EXERCISE PROMPT
Your task is to filter the data below down to the lines holding "together".
________________________________________
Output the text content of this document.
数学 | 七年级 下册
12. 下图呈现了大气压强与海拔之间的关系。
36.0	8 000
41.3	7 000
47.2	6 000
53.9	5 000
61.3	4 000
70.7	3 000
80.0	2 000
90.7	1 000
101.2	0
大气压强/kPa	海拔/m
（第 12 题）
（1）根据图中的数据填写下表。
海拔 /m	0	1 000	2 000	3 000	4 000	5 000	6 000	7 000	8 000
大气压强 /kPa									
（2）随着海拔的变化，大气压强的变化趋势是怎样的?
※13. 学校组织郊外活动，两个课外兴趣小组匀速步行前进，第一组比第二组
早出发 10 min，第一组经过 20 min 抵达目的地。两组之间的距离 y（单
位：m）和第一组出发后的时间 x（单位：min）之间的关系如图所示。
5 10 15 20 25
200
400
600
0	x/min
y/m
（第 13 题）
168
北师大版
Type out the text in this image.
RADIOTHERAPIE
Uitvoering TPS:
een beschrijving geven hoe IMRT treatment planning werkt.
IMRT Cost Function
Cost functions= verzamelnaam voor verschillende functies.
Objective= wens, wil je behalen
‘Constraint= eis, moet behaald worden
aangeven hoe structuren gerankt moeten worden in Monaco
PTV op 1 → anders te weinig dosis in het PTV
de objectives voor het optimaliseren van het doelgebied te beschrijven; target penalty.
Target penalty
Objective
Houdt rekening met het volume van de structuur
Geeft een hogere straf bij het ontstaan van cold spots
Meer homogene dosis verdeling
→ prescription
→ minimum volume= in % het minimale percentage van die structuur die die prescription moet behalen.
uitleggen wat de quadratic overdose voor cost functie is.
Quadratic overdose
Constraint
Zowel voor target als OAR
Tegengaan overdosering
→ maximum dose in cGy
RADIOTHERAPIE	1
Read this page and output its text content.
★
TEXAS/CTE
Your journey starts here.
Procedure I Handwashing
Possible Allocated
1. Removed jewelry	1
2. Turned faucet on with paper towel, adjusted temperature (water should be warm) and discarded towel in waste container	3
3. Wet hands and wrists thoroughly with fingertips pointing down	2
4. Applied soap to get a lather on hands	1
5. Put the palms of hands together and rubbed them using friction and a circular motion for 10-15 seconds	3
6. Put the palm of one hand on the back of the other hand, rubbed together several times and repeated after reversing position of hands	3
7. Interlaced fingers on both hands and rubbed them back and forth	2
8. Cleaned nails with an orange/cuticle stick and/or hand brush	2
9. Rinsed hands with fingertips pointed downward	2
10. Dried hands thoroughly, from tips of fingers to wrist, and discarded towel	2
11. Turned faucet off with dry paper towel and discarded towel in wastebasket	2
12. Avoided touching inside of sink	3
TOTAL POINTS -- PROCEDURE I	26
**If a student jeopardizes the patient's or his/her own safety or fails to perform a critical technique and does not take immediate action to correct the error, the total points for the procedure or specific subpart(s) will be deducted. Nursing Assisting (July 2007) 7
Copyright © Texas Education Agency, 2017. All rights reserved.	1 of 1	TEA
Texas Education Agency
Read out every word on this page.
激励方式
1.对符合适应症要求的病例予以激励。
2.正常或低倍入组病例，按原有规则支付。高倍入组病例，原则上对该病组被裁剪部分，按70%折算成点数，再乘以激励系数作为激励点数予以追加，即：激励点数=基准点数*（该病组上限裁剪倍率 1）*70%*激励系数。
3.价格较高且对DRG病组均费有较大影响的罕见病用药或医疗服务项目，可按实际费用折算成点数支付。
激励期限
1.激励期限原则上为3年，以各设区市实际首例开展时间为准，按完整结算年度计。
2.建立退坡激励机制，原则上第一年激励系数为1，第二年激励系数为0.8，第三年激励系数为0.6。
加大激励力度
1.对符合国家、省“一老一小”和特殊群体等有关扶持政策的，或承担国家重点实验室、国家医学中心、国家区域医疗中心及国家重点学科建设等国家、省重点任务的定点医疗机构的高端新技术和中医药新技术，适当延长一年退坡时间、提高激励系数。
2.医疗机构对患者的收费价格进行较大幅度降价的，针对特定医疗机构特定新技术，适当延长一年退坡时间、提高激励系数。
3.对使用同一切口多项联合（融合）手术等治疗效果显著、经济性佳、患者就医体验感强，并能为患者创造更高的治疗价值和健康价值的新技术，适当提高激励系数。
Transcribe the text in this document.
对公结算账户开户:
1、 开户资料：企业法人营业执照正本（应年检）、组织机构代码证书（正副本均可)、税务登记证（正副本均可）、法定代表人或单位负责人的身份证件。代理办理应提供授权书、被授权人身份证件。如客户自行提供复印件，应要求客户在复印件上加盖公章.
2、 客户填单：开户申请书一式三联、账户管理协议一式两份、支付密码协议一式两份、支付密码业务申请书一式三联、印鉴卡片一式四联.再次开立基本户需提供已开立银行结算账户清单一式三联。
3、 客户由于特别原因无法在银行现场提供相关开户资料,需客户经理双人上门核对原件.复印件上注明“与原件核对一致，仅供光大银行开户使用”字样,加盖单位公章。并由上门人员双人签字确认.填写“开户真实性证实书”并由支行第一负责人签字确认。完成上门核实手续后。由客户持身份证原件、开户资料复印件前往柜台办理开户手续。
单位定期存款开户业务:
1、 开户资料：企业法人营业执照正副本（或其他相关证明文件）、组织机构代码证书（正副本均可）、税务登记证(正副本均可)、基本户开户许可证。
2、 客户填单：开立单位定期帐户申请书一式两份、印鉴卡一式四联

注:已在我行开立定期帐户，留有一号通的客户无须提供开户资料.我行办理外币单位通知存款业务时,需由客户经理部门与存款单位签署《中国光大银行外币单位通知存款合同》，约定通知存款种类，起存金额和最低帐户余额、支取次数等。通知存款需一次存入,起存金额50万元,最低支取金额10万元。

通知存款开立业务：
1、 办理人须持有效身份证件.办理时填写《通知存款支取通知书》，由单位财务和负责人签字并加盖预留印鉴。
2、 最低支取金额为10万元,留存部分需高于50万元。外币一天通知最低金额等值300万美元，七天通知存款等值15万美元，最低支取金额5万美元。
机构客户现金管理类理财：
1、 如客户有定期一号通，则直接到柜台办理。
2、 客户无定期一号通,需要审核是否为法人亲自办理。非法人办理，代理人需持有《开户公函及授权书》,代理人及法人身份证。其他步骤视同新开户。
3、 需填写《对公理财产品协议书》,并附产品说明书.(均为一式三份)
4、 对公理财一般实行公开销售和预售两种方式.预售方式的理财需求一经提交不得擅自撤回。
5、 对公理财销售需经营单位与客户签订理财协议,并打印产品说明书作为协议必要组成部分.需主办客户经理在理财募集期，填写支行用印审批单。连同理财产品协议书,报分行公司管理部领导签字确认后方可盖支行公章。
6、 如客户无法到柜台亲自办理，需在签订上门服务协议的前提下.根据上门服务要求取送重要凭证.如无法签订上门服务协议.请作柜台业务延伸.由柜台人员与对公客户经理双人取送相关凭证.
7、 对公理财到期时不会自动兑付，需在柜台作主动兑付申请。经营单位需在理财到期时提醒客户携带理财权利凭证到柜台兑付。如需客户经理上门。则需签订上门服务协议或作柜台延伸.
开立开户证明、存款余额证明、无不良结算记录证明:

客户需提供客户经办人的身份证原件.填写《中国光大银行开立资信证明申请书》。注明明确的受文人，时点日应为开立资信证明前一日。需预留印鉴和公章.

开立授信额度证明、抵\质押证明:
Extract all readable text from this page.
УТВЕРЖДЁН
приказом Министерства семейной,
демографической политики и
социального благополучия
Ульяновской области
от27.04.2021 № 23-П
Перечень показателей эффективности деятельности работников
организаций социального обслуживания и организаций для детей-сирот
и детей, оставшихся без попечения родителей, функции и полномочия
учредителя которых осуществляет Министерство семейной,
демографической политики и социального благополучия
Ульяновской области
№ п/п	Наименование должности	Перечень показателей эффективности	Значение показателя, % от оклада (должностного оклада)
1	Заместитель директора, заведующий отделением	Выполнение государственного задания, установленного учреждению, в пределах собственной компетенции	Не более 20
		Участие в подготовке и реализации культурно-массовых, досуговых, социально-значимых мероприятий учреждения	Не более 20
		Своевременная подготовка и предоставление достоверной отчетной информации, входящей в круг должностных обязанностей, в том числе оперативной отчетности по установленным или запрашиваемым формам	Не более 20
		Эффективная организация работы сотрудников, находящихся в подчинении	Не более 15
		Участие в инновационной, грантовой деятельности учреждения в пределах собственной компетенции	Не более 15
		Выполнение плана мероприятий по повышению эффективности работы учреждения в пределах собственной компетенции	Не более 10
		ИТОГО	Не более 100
________________________________________
ANSWER FOR THIS EXERCISE
5. Put the palms of hands together and rubbed them using friction and a circular motion for 10-15 seconds	3
6. Put the palm of one hand on the back of the other hand, rubbed together several times and repeated after reversing position of hands	3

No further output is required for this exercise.